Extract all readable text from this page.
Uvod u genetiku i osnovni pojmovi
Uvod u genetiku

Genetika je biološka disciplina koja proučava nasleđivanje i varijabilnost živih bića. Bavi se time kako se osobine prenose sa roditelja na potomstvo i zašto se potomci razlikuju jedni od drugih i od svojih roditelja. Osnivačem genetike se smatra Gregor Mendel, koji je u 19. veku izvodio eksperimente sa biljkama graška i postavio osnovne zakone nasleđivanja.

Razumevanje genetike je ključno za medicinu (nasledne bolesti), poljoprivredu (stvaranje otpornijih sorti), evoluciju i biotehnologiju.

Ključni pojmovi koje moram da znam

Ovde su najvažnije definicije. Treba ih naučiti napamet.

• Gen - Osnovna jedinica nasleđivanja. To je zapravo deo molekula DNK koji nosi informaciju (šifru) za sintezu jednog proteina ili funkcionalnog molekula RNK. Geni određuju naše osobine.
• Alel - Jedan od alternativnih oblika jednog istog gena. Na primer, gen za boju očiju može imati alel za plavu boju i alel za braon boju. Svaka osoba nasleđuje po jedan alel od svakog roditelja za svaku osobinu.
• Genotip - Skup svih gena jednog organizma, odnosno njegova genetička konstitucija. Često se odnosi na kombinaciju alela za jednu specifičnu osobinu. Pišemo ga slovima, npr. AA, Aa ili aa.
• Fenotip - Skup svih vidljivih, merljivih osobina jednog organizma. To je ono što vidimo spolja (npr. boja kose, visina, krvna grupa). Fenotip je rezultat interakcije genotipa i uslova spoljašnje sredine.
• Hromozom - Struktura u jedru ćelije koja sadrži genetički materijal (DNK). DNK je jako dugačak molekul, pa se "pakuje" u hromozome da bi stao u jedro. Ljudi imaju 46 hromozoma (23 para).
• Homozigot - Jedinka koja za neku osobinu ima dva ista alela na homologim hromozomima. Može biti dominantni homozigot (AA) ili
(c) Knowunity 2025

# WHAT NEEDS TO BE DONE
Set down each record above without changing a single word.

# SOLUTION FOR THIS EXERCISE
Extract all readable text from this page.
Uvod u genetiku i osnovni pojmovi
Uvod u genetiku

Genetika je biološka disciplina koja proučava nasleđivanje i varijabilnost živih bića. Bavi se time kako se osobine prenose sa roditelja na potomstvo i zašto se potomci razlikuju jedni od drugih i od svojih roditelja. Osnivačem genetike se smatra Gregor Mendel, koji je u 19. veku izvodio eksperimente sa biljkama graška i postavio osnovne zakone nasleđivanja.

Razumevanje genetike je ključno za medicinu (nasledne bolesti), poljoprivredu (stvaranje otpornijih sorti), evoluciju i biotehnologiju.

Ključni pojmovi koje moram da znam

Ovde su najvažnije definicije. Treba ih naučiti napamet.

• Gen - Osnovna jedinica nasleđivanja. To je zapravo deo molekula DNK koji nosi informaciju (šifru) za sintezu jednog proteina ili funkcionalnog molekula RNK. Geni određuju naše osobine.
• Alel - Jedan od alternativnih oblika jednog istog gena. Na primer, gen za boju očiju može imati alel za plavu boju i alel za braon boju. Svaka osoba nasleđuje po jedan alel od svakog roditelja za svaku osobinu.
• Genotip - Skup svih gena jednog organizma, odnosno njegova genetička konstitucija. Često se odnosi na kombinaciju alela za jednu specifičnu osobinu. Pišemo ga slovima, npr. AA, Aa ili aa.
• Fenotip - Skup svih vidljivih, merljivih osobina jednog organizma. To je ono što vidimo spolja (npr. boja kose, visina, krvna grupa). Fenotip je rezultat interakcije genotipa i uslova spoljašnje sredine.
• Hromozom - Struktura u jedru ćelije koja sadrži genetički materijal (DNK). DNK je jako dugačak molekul, pa se "pakuje" u hromozome da bi stao u jedro. Ljudi imaju 46 hromozoma (23 para).
• Homozigot - Jedinka koja za neku osobinu ima dva ista alela na homologim hromozomima. Može biti dominantni homozigot (AA) ili
(c) Knowunity 2025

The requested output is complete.